▶ 本文
"""

465「夢か、まぼろしか?」(後編)

8.17.sat/2019

★まさに、白昼夢

ふと右手に目を向けた。
「コ、ココは!?」
と驚いたのは、散策中のとある商店街右手の路地の雰囲気。そしてその奥にある居酒屋の存在。

これらはかつて「夢」に出てきたあの路地そっくりではないか?
梅雨入り前だというのに蒸し暑いこの日の正午過ぎ、汗だくで歩き続けてきた湊本通り商店街からその路地へ。
夢の中ではその店先を道なりに右に進むと、石畳の路地の左手にはこじんまりした飲食店建ち並び、右手は樹々の葉が覆いかぶさる黒っぽい板塀・・・が、実際その先も路地には違いなかったけれど石畳でもなく、左側には古い土塀がつづき、右はいま歩いてきた商店街各店舗の裏口・・・ここも夢の世界酷似ならば残る我が人生どうにかなっていたかも、大いなる存在というもの信じたかも・・・。

夢ではその路地、逆方向から歩いてきていた。夜だ。ほのかな店の灯りが人通りのない打ち水で濡れた石畳照らすなか「あぁ、こんなところに呑み屋街があったんだ」と、呑助ゆえ感激しつつ通りを抜けた先の居酒屋が冒頭目にした店だったわけ。

"""

▶ 資料の抜粋
"""

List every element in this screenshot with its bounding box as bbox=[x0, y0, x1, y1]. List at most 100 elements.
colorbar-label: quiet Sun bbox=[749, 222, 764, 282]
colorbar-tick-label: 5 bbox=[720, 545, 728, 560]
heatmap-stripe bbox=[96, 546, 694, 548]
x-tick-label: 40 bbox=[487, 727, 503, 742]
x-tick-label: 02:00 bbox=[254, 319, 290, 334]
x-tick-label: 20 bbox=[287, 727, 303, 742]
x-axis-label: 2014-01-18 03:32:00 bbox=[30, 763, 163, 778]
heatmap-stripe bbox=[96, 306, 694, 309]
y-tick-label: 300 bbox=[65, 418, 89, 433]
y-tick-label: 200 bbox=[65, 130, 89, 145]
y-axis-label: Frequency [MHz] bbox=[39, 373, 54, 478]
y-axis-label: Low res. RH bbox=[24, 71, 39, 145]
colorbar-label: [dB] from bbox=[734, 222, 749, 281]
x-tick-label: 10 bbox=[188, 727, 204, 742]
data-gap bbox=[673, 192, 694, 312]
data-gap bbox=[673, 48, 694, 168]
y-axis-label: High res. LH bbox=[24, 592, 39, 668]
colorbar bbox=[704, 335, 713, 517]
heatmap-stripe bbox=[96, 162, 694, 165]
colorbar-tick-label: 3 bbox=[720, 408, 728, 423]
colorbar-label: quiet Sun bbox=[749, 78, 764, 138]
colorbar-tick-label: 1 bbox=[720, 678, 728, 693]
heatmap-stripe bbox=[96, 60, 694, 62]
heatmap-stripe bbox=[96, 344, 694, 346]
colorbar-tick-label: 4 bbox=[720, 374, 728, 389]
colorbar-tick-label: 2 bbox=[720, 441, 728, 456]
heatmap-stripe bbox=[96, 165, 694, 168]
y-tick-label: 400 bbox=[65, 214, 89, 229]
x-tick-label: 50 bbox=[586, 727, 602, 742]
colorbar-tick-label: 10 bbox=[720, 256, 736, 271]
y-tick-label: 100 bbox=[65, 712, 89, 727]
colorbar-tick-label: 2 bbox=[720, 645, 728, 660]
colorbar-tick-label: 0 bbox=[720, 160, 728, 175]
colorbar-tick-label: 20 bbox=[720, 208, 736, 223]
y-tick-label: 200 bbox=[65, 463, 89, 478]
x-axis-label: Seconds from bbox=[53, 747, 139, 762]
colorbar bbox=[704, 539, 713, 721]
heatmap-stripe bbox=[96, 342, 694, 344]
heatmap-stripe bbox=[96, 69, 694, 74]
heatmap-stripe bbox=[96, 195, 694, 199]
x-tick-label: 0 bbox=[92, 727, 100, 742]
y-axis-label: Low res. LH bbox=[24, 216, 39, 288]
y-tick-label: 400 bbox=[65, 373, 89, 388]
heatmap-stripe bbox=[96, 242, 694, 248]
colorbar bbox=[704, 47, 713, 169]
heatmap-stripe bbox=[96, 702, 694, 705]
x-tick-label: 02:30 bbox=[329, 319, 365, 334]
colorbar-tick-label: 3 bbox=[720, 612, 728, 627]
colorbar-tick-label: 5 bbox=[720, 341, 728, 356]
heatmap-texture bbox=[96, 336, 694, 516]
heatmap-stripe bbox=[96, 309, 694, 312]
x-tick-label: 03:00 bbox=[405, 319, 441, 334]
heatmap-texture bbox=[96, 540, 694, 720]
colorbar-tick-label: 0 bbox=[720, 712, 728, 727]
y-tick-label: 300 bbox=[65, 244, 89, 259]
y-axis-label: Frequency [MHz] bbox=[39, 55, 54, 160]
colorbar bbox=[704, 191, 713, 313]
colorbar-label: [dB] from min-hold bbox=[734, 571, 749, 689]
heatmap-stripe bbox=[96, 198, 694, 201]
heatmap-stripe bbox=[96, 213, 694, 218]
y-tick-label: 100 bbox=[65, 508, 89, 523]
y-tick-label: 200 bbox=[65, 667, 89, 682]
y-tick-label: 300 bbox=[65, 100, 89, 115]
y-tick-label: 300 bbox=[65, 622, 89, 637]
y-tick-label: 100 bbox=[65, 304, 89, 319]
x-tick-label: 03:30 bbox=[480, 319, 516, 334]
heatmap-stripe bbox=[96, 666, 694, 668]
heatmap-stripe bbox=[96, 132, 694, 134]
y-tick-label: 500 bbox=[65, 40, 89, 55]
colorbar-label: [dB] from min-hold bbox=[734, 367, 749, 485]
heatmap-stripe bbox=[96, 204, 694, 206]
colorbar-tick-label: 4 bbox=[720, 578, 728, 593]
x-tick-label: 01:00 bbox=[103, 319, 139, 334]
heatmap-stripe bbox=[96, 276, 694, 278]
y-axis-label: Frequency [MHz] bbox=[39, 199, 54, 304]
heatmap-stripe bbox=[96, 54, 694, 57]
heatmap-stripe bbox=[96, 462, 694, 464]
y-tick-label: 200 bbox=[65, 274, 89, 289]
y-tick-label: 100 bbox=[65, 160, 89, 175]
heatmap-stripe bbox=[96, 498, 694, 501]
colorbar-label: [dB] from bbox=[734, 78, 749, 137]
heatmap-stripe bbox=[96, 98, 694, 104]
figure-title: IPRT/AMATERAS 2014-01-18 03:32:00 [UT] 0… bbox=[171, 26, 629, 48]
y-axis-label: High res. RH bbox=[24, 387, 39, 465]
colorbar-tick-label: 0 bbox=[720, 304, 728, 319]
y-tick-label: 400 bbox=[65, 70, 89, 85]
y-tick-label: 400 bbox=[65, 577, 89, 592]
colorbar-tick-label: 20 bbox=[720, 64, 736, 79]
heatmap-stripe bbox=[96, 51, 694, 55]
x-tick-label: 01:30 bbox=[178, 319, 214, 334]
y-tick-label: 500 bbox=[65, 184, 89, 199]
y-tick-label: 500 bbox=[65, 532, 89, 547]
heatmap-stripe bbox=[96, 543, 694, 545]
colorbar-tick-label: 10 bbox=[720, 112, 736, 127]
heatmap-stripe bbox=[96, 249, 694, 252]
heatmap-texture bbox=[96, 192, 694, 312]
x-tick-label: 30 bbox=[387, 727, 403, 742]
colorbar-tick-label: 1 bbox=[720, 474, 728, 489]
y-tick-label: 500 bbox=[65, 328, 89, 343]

"""

▶ 課題 1
本文のうち「ふと右手に目を向けた。」で始まり「というもの信じたかも・・・。」で終わる部分を、そのまま書き写してください。
▶ 課題 2
夢で見た路地についての本文を、最後の文のあとから書き進めてください。
資料は本文とは別のところから取ったものです。

▶ 回答 1
ふと右手に目を向けた。
「コ、ココは!?」
と驚いたのは、散策中のとある商店街右手の路地の雰囲気。そしてその奥にある居酒屋の存在。

これらはかつて「夢」に出てきたあの路地そっくりではないか?
梅雨入り前だというのに蒸し暑いこの日の正午過ぎ、汗だくで歩き続けてきた湊本通り商店街からその路地へ。
夢の中ではその店先を道なりに右に進むと、石畳の路地の左手にはこじんまりした飲食店建ち並び、右手は樹々の葉が覆いかぶさる黒っぽい板塀・・・が、実際その先も路地には違いなかったけれど石畳でもなく、左側には古い土塀がつづき、右はいま歩いてきた商店街各店舗の裏口・・・ここも夢の世界酷似ならば残る我が人生どうにかなっていたかも、大いなる存在というもの信じたかも・・・。

▶ 回答 2
まるで異次元に迷い込んだような、つかの間のこれは奇妙な体験、まさに白昼夢・・・。

「肉体と脳に課されたすべての活動と同じく、夢にもひとつの機能、ひとつの目的があってもいいのではないか・・・。だが、どのような?秘教じみた妄言はいくらでもある。が、いまだかつて、だれひとりこれに科学的な解答を与えていない」
以前紹介のギヨーム・ミユッソ作「あなた、そこにいてくれますか」より。
次はかつての「今夜の迷言!」より。

ビデオレンタルショップで。
男「こんど『デジャブ』借りといてや」
女「『デジャブ』って意味なに?」
男「既視感」
女「・・・」
男「意味わかったんか?」
女「危機感やろ?分かるがな」
男「既視感って日本語自体、知らんとおもった・・・」
この男と女、あえて誰か言うまい・・・。
同様の我が夢についてはN0.286「夢の中へ」にも。

★5月26日(日)

まさに白昼夢かのその日、午前10時10分大阪ミナミ発の高速バスでこの地に降り立った。

駅前弁慶像の下で16時、半世紀ぶりに会う人々との待ち合わせ。駅というのはJRの紀伊田辺駅。南紀白浜の手前の街、田辺市の。
この地で青春時代過ごした我輩に案内状が届いたのが3月上旬。母校田辺高校演劇部21〜23回生の初の同窓会開催との知らせ。
で、この件プラスα(のことは後日)で4月よりバイトを始めていた。リハビリ兼ねての少々過酷な肉体労働。でないと旅費も参加費もありゃしない、店の借金も残ってるし。

捨てる神あれば拾う神ありとはよく言ったもので5月中旬、これも半世紀ぶりにかつて演劇部部室に出入りしていた合唱部のI女史と呑む機会が。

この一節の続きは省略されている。